* **Directions**:
Give the material again in full, matching it exactly.
[START OF Records provided]
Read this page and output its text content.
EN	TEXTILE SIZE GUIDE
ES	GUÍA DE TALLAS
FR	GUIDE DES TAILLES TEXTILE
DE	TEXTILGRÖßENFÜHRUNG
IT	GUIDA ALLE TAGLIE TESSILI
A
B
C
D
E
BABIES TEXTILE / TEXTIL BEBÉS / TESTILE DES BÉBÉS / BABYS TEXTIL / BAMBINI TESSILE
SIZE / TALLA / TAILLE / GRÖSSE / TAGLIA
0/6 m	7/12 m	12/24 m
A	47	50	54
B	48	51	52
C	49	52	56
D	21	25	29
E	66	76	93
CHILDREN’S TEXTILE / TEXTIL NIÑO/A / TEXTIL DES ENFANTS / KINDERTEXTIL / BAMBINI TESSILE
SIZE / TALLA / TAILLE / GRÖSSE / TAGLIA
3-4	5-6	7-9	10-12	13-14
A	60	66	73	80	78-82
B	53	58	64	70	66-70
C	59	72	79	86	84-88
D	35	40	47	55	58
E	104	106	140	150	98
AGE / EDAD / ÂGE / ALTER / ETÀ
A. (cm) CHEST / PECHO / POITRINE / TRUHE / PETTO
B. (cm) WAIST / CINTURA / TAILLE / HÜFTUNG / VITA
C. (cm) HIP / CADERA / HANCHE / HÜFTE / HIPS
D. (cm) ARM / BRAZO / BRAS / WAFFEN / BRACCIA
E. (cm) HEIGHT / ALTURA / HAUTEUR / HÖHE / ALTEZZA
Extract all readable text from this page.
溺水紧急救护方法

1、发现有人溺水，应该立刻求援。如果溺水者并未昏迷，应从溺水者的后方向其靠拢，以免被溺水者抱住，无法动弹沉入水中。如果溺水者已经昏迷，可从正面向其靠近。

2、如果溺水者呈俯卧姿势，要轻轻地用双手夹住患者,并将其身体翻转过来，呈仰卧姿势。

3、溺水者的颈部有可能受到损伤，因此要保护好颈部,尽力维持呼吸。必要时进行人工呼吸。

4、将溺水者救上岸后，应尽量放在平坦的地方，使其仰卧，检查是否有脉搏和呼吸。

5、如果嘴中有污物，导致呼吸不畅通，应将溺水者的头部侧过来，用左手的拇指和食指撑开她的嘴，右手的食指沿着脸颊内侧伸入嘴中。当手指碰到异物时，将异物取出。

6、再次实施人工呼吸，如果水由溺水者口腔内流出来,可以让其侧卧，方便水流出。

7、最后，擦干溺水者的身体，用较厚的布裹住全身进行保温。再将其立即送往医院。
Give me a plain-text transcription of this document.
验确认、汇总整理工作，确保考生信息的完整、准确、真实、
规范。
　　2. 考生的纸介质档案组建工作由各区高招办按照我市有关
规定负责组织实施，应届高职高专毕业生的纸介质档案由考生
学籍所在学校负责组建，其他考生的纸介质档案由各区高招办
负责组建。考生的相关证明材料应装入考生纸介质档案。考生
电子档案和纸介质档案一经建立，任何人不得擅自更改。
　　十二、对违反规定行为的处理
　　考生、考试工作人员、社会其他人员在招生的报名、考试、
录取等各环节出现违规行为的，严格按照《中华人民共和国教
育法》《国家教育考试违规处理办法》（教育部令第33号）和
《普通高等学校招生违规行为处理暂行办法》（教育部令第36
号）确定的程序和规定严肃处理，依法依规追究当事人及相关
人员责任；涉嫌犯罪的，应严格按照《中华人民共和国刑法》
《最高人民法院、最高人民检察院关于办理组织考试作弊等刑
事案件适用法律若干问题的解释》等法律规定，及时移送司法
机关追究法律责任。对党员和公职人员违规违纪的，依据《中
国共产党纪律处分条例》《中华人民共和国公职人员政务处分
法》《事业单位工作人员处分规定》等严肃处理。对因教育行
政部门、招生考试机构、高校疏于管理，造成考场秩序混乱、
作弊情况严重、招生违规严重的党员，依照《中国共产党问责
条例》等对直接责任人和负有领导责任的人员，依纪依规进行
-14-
[END OF Records provided]
* **Task result**:
Read this page and output its text content.
EN	TEXTILE SIZE GUIDE
ES	GUÍA DE TALLAS
FR	GUIDE DES TAILLES TEXTILE
DE	TEXTILGRÖßENFÜHRUNG
IT	GUIDA ALLE TAGLIE TESSILI
A
B
C
D
E
BABIES TEXTILE / TEXTIL BEBÉS / TESTILE DES BÉBÉS / BABYS TEXTIL / BAMBINI TESSILE
SIZE / TALLA / TAILLE / GRÖSSE / TAGLIA
0/6 m	7/12 m	12/24 m
A	47	50	54
B	48	51	52
C	49	52	56
D	21	25	29
E	66	76	93
CHILDREN’S TEXTILE / TEXTIL NIÑO/A / TEXTIL DES ENFANTS / KINDERTEXTIL / BAMBINI TESSILE
SIZE / TALLA / TAILLE / GRÖSSE / TAGLIA
3-4	5-6	7-9	10-12	13-14
A	60	66	73	80	78-82
B	53	58	64	70	66-70
C	59	72	79	86	84-88
D	35	40	47	55	58
E	104	106	140	150	98
AGE / EDAD / ÂGE / ALTER / ETÀ
A. (cm) CHEST / PECHO / POITRINE / TRUHE / PETTO
B. (cm) WAIST / CINTURA / TAILLE / HÜFTUNG / VITA
C. (cm) HIP / CADERA / HANCHE / HÜFTE / HIPS
D. (cm) ARM / BRAZO / BRAS / WAFFEN / BRACCIA
E. (cm) HEIGHT / ALTURA / HAUTEUR / HÖHE / ALTEZZA
Extract all readable text from this page.
溺水紧急救护方法

1、发现有人溺水，应该立刻求援。如果溺水者并未昏迷，应从溺水者的后方向其靠拢，以免被溺水者抱住，无法动弹沉入水中。如果溺水者已经昏迷，可从正面向其靠近。

2、如果溺水者呈俯卧姿势，要轻轻地用双手夹住患者,并将其身体翻转过来，呈仰卧姿势。

3、溺水者的颈部有可能受到损伤，因此要保护好颈部,尽力维持呼吸。必要时进行人工呼吸。

4、将溺水者救上岸后，应尽量放在平坦的地方，使其仰卧，检查是否有脉搏和呼吸。

5、如果嘴中有污物，导致呼吸不畅通，应将溺水者的头部侧过来，用左手的拇指和食指撑开她的嘴，右手的食指沿着脸颊内侧伸入嘴中。当手指碰到异物时，将异物取出。

6、再次实施人工呼吸，如果水由溺水者口腔内流出来,可以让其侧卧，方便水流出。

7、最后，擦干溺水者的身体，用较厚的布裹住全身进行保温。再将其立即送往医院。
Give me a plain-text transcription of this document.
验确认、汇总整理工作，确保考生信息的完整、准确、真实、
规范。
　　2. 考生的纸介质档案组建工作由各区高招办按照我市有关
规定负责组织实施，应届高职高专毕业生的纸介质档案由考生
学籍所在学校负责组建，其他考生的纸介质档案由各区高招办
负责组建。考生的相关证明材料应装入考生纸介质档案。考生
电子档案和纸介质档案一经建立，任何人不得擅自更改。
　　十二、对违反规定行为的处理
　　考生、考试工作人员、社会其他人员在招生的报名、考试、
录取等各环节出现违规行为的，严格按照《中华人民共和国教
育法》《国家教育考试违规处理办法》（教育部令第33号）和
《普通高等学校招生违规行为处理暂行办法》（教育部令第36
号）确定的程序和规定严肃处理，依法依规追究当事人及相关
人员责任；涉嫌犯罪的，应严格按照《中华人民共和国刑法》
《最高人民法院、最高人民检察院关于办理组织考试作弊等刑
事案件适用法律若干问题的解释》等法律规定，及时移送司法
机关追究法律责任。对党员和公职人员违规违纪的，依据《中
国共产党纪律处分条例》《中华人民共和国公职人员政务处分
法》《事业单位工作人员处分规定》等严肃处理。对因教育行
政部门、招生考试机构、高校疏于管理，造成考场秩序混乱、
作弊情况严重、招生违规严重的党员，依照《中国共产党问责
条例》等对直接责任人和负有领导责任的人员，依纪依规进行
-14-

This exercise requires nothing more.